Records about charts and figures -
----------------

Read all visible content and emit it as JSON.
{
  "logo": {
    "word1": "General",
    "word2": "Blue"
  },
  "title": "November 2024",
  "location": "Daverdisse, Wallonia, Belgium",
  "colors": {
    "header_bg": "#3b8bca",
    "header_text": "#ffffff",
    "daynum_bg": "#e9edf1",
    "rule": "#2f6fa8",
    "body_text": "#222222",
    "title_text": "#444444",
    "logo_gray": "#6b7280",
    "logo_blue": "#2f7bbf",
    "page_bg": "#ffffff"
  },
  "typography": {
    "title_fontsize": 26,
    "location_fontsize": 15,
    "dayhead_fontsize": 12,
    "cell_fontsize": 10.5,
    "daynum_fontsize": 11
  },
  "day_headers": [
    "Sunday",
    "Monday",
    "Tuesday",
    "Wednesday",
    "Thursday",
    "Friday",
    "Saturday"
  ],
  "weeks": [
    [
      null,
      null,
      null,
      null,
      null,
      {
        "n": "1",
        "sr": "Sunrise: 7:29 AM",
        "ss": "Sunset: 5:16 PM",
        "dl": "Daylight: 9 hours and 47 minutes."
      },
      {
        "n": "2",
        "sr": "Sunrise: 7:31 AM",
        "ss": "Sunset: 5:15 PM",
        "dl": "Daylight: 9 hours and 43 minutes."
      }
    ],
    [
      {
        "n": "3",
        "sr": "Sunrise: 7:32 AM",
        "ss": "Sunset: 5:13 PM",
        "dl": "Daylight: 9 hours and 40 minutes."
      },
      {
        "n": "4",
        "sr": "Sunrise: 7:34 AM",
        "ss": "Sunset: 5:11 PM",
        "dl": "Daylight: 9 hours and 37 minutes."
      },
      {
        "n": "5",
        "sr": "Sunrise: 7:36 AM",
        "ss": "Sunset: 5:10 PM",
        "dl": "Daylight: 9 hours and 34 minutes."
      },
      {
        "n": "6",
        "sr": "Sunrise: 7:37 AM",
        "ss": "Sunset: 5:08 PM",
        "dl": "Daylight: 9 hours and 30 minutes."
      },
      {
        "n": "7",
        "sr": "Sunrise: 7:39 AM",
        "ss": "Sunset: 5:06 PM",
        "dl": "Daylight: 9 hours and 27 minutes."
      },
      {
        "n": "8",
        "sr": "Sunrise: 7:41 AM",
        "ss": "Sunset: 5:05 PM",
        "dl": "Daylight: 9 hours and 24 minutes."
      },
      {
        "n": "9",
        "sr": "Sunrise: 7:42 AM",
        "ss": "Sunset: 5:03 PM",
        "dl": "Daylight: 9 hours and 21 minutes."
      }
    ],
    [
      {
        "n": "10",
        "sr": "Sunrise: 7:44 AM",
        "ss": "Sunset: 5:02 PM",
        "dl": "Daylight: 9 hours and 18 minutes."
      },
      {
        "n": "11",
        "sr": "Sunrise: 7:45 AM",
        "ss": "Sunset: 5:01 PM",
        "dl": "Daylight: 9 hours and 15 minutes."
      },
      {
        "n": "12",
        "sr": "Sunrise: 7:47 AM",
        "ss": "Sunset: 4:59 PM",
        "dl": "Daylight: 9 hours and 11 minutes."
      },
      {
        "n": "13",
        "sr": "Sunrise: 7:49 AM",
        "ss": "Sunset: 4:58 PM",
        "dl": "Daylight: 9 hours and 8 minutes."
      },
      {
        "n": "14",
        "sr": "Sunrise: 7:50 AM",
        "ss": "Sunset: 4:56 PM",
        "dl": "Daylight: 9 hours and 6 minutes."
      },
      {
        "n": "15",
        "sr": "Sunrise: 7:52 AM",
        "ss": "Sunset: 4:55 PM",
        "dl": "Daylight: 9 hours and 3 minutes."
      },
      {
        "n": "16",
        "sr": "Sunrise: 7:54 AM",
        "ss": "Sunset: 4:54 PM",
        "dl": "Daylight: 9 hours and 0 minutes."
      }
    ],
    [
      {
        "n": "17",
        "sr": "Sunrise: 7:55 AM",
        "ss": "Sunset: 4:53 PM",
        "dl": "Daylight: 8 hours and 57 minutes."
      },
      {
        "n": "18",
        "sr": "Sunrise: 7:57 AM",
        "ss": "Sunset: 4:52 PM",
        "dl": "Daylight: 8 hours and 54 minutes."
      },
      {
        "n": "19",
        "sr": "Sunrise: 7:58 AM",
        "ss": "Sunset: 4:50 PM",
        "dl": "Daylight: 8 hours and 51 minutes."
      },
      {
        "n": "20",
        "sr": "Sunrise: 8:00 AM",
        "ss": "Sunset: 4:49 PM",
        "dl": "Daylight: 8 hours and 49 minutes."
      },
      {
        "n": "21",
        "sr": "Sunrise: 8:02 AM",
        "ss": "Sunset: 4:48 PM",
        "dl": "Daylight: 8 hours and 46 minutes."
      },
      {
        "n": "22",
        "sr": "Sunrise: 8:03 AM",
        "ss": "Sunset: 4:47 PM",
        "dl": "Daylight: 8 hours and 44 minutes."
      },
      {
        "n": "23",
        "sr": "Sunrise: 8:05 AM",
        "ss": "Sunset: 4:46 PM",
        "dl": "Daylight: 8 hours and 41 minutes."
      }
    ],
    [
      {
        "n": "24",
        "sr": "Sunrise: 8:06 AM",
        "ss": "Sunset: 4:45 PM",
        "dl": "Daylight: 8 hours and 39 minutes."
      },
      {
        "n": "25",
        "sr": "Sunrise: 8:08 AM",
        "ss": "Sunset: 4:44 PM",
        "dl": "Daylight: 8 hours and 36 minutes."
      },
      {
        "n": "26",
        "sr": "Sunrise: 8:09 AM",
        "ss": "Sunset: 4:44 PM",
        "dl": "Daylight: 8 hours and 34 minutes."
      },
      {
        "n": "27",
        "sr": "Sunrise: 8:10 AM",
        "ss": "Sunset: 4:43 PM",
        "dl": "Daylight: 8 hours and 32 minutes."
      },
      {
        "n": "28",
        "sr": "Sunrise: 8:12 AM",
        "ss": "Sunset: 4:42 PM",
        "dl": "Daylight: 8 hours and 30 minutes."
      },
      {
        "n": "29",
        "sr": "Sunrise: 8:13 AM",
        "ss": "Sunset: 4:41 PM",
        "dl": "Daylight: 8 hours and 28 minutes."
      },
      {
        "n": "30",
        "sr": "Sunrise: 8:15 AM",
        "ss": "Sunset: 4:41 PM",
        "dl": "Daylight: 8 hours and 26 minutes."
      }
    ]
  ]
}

----------------

Problem requirements -
Print the records above in full, exactly.

Task solution -
Read all visible content and emit it as JSON.
{
  "logo": {
    "word1": "General",
    "word2": "Blue"
  },
  "title": "November 2024",
  "location": "Daverdisse, Wallonia, Belgium",
  "colors": {
    "header_bg": "#3b8bca",
    "header_text": "#ffffff",
    "daynum_bg": "#e9edf1",
    "rule": "#2f6fa8",
    "body_text": "#222222",
    "title_text": "#444444",
    "logo_gray": "#6b7280",
    "logo_blue": "#2f7bbf",
    "page_bg": "#ffffff"
  },
  "typography": {
    "title_fontsize": 26,
    "location_fontsize": 15,
    "dayhead_fontsize": 12,
    "cell_fontsize": 10.5,
    "daynum_fontsize": 11
  },
  "day_headers": [
    "Sunday",
    "Monday",
    "Tuesday",
    "Wednesday",
    "Thursday",
    "Friday",
    "Saturday"
  ],
  "weeks": [
    [
      null,
      null,
      null,
      null,
      null,
      {
        "n": "1",
        "sr": "Sunrise: 7:29 AM",
        "ss": "Sunset: 5:16 PM",
        "dl": "Daylight: 9 hours and 47 minutes."
      },
      {
        "n": "2",
        "sr": "Sunrise: 7:31 AM",
        "ss": "Sunset: 5:15 PM",
        "dl": "Daylight: 9 hours and 43 minutes."
      }
    ],
    [
      {
        "n": "3",
        "sr": "Sunrise: 7:32 AM",
        "ss": "Sunset: 5:13 PM",
        "dl": "Daylight: 9 hours and 40 minutes."
      },
      {
        "n": "4",
        "sr": "Sunrise: 7:34 AM",
        "ss": "Sunset: 5:11 PM",
        "dl": "Daylight: 9 hours and 37 minutes."
      },
      {
        "n": "5",
        "sr": "Sunrise: 7:36 AM",
        "ss": "Sunset: 5:10 PM",
        "dl": "Daylight: 9 hours and 34 minutes."
      },
      {
        "n": "6",
        "sr": "Sunrise: 7:37 AM",
        "ss": "Sunset: 5:08 PM",
        "dl": "Daylight: 9 hours and 30 minutes."
      },
      {
        "n": "7",
        "sr": "Sunrise: 7:39 AM",
        "ss": "Sunset: 5:06 PM",
        "dl": "Daylight: 9 hours and 27 minutes."
      },
      {
        "n": "8",
        "sr": "Sunrise: 7:41 AM",
        "ss": "Sunset: 5:05 PM",
        "dl": "Daylight: 9 hours and 24 minutes."
      },
      {
        "n": "9",
        "sr": "Sunrise: 7:42 AM",
        "ss": "Sunset: 5:03 PM",
        "dl": "Daylight: 9 hours and 21 minutes."
      }
    ],
    [
      {
        "n": "10",
        "sr": "Sunrise: 7:44 AM",
        "ss": "Sunset: 5:02 PM",
        "dl": "Daylight: 9 hours and 18 minutes."
      },
      {
        "n": "11",
        "sr": "Sunrise: 7:45 AM",
        "ss": "Sunset: 5:01 PM",
        "dl": "Daylight: 9 hours and 15 minutes."
      },
      {
        "n": "12",
        "sr": "Sunrise: 7:47 AM",
        "ss": "Sunset: 4:59 PM",
        "dl": "Daylight: 9 hours and 11 minutes."
      },
      {
        "n": "13",
        "sr": "Sunrise: 7:49 AM",
        "ss": "Sunset: 4:58 PM",
        "dl": "Daylight: 9 hours and 8 minutes."
      },
      {
        "n": "14",
        "sr": "Sunrise: 7:50 AM",
        "ss": "Sunset: 4:56 PM",
        "dl": "Daylight: 9 hours and 6 minutes."
      },
      {
        "n": "15",
        "sr": "Sunrise: 7:52 AM",
        "ss": "Sunset: 4:55 PM",
        "dl": "Daylight: 9 hours and 3 minutes."
      },
      {
        "n": "16",
        "sr": "Sunrise: 7:54 AM",
        "ss": "Sunset: 4:54 PM",
        "dl": "Daylight: 9 hours and 0 minutes."
      }
    ],
    [
      {
        "n": "17",
        "sr": "Sunrise: 7:55 AM",
        "ss": "Sunset: 4:53 PM",
        "dl": "Daylight: 8 hours and 57 minutes."
      },
      {
        "n": "18",
        "sr": "Sunrise: 7:57 AM",
        "ss": "Sunset: 4:52 PM",
        "dl": "Daylight: 8 hours and 54 minutes."
      },
      {
        "n": "19",
        "sr": "Sunrise: 7:58 AM",
        "ss": "Sunset: 4:50 PM",
        "dl": "Daylight: 8 hours and 51 minutes."
      },
      {
        "n": "20",
        "sr": "Sunrise: 8:00 AM",
        "ss": "Sunset: 4:49 PM",
        "dl": "Daylight: 8 hours and 49 minutes."
      },
      {
        "n": "21",
        "sr": "Sunrise: 8:02 AM",
        "ss": "Sunset: 4:48 PM",
        "dl": "Daylight: 8 hours and 46 minutes."
      },
      {
        "n": "22",
        "sr": "Sunrise: 8:03 AM",
        "ss": "Sunset: 4:47 PM",
        "dl": "Daylight: 8 hours and 44 minutes."
      },
      {
        "n": "23",
        "sr": "Sunrise: 8:05 AM",
        "ss": "Sunset: 4:46 PM",
        "dl": "Daylight: 8 hours and 41 minutes."
      }
    ],
    [
      {
        "n": "24",
        "sr": "Sunrise: 8:06 AM",
        "ss": "Sunset: 4:45 PM",
        "dl": "Daylight: 8 hours and 39 minutes."
      },
      {
        "n": "25",
        "sr": "Sunrise: 8:08 AM",
        "ss": "Sunset: 4:44 PM",
        "dl": "Daylight: 8 hours and 36 minutes."
      },
      {
        "n": "26",
        "sr": "Sunrise: 8:09 AM",
        "ss": "Sunset: 4:44 PM",
        "dl": "Daylight: 8 hours and 34 minutes."
      },
      {
        "n": "27",
        "sr": "Sunrise: 8:10 AM",
        "ss": "Sunset: 4:43 PM",
        "dl": "Daylight: 8 hours and 32 minutes."
      },
      {
        "n": "28",
        "sr": "Sunrise: 8:12 AM",
        "ss": "Sunset: 4:42 PM",
        "dl": "Daylight: 8 hours and 30 minutes."
      },
      {
        "n": "29",
        "sr": "Sunrise: 8:13 AM",
        "ss": "Sunset: 4:41 PM",
        "dl": "Daylight: 8 hours and 28 minutes."
      },
      {
        "n": "30",
        "sr": "Sunrise: 8:15 AM",
        "ss": "Sunset: 4:41 PM",
        "dl": "Daylight: 8 hours and 26 minutes."
      }
    ]
  ]
}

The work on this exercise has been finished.